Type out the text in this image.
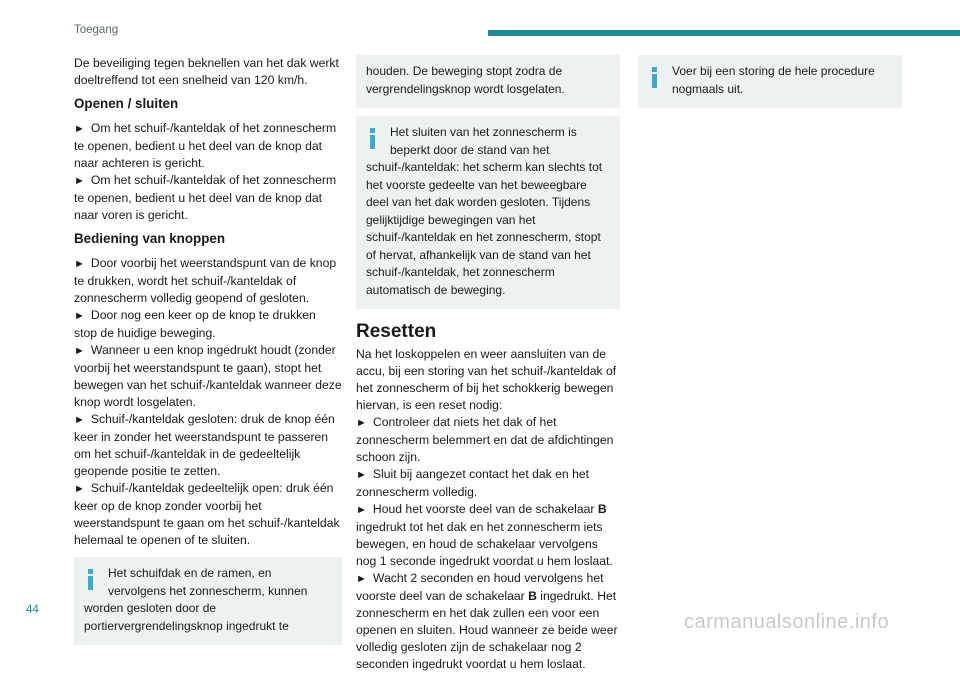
Toegang

De beveiliging tegen beknellen van het dak werkt doeltreffend tot een snelheid van 120 km/h.

Openen / sluiten

► Om het schuif-/kanteldak of het zonnescherm te openen, bedient u het deel van de knop dat naar achteren is gericht.
► Om het schuif-/kanteldak of het zonnescherm te openen, bedient u het deel van de knop dat naar voren is gericht.

Bediening van knoppen

► Door voorbij het weerstandspunt van de knop te drukken, wordt het schuif-/kanteldak of zonnescherm volledig geopend of gesloten.
► Door nog een keer op de knop te drukken stop de huidige beweging.
► Wanneer u een knop ingedrukt houdt (zonder voorbij het weerstandspunt te gaan), stopt het bewegen van het schuif-/kanteldak wanneer deze knop wordt losgelaten.
► Schuif-/kanteldak gesloten: druk de knop één keer in zonder het weerstandspunt te passeren om het schuif-/kanteldak in de gedeeltelijk geopende positie te zetten.
► Schuif-/kanteldak gedeeltelijk open: druk één keer op de knop zonder voorbij het weerstandspunt te gaan om het schuif-/kanteldak helemaal te openen of te sluiten.

Het schuifdak en de ramen, en vervolgens het zonnescherm, kunnen worden gesloten door de portiervergrendelingsknop ingedrukt te
houden. De beweging stopt zodra de vergrendelingsknop wordt losgelaten.
Het sluiten van het zonnescherm is beperkt door de stand van het schuif-/kanteldak: het scherm kan slechts tot het voorste gedeelte van het beweegbare deel van het dak worden gesloten. Tijdens gelijktijdige bewegingen van het schuif-/kanteldak en het zonnescherm, stopt of hervat, afhankelijk van de stand van het schuif-/kanteldak, het zonnescherm automatisch de beweging.
Resetten

Na het loskoppelen en weer aansluiten van de accu, bij een storing van het schuif-/kanteldak of het zonnescherm of bij het schokkerig bewegen hiervan, is een reset nodig:

► Controleer dat niets het dak of het zonnescherm belemmert en dat de afdichtingen schoon zijn.
► Sluit bij aangezet contact het dak en het zonnescherm volledig.
► Houd het voorste deel van de schakelaar B ingedrukt tot het dak en het zonnescherm iets bewegen, en houd de schakelaar vervolgens nog 1 seconde ingedrukt voordat u hem loslaat.
► Wacht 2 seconden en houd vervolgens het voorste deel van de schakelaar B ingedrukt. Het zonnescherm en het dak zullen een voor een openen en sluiten. Houd wanneer ze beide weer volledig gesloten zijn de schakelaar nog 2 seconden ingedrukt voordat u hem loslaat.

Voer bij een storing de hele procedure nogmaals uit.
44
carmanualsonline.info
____________________
Exercise requirements -
Quote the records in full and exactly; skip any image.

Full output -
Type out the text in this image.
Toegang

De beveiliging tegen beknellen van het dak werkt doeltreffend tot een snelheid van 120 km/h.

Openen / sluiten

► Om het schuif-/kanteldak of het zonnescherm te openen, bedient u het deel van de knop dat naar achteren is gericht.
► Om het schuif-/kanteldak of het zonnescherm te openen, bedient u het deel van de knop dat naar voren is gericht.

Bediening van knoppen

► Door voorbij het weerstandspunt van de knop te drukken, wordt het schuif-/kanteldak of zonnescherm volledig geopend of gesloten.
► Door nog een keer op de knop te drukken stop de huidige beweging.
► Wanneer u een knop ingedrukt houdt (zonder voorbij het weerstandspunt te gaan), stopt het bewegen van het schuif-/kanteldak wanneer deze knop wordt losgelaten.
► Schuif-/kanteldak gesloten: druk de knop één keer in zonder het weerstandspunt te passeren om het schuif-/kanteldak in de gedeeltelijk geopende positie te zetten.
► Schuif-/kanteldak gedeeltelijk open: druk één keer op de knop zonder voorbij het weerstandspunt te gaan om het schuif-/kanteldak helemaal te openen of te sluiten.

Het schuifdak en de ramen, en vervolgens het zonnescherm, kunnen worden gesloten door de portiervergrendelingsknop ingedrukt te
houden. De beweging stopt zodra de vergrendelingsknop wordt losgelaten.
Het sluiten van het zonnescherm is beperkt door de stand van het schuif-/kanteldak: het scherm kan slechts tot het voorste gedeelte van het beweegbare deel van het dak worden gesloten. Tijdens gelijktijdige bewegingen van het schuif-/kanteldak en het zonnescherm, stopt of hervat, afhankelijk van de stand van het schuif-/kanteldak, het zonnescherm automatisch de beweging.
Resetten

Na het loskoppelen en weer aansluiten van de accu, bij een storing van het schuif-/kanteldak of het zonnescherm of bij het schokkerig bewegen hiervan, is een reset nodig:

► Controleer dat niets het dak of het zonnescherm belemmert en dat de afdichtingen schoon zijn.
► Sluit bij aangezet contact het dak en het zonnescherm volledig.
► Houd het voorste deel van de schakelaar B ingedrukt tot het dak en het zonnescherm iets bewegen, en houd de schakelaar vervolgens nog 1 seconde ingedrukt voordat u hem loslaat.
► Wacht 2 seconden en houd vervolgens het voorste deel van de schakelaar B ingedrukt. Het zonnescherm en het dak zullen een voor een openen en sluiten. Houd wanneer ze beide weer volledig gesloten zijn de schakelaar nog 2 seconden ingedrukt voordat u hem loslaat.

Voer bij een storing de hele procedure nogmaals uit.
44
carmanualsonline.info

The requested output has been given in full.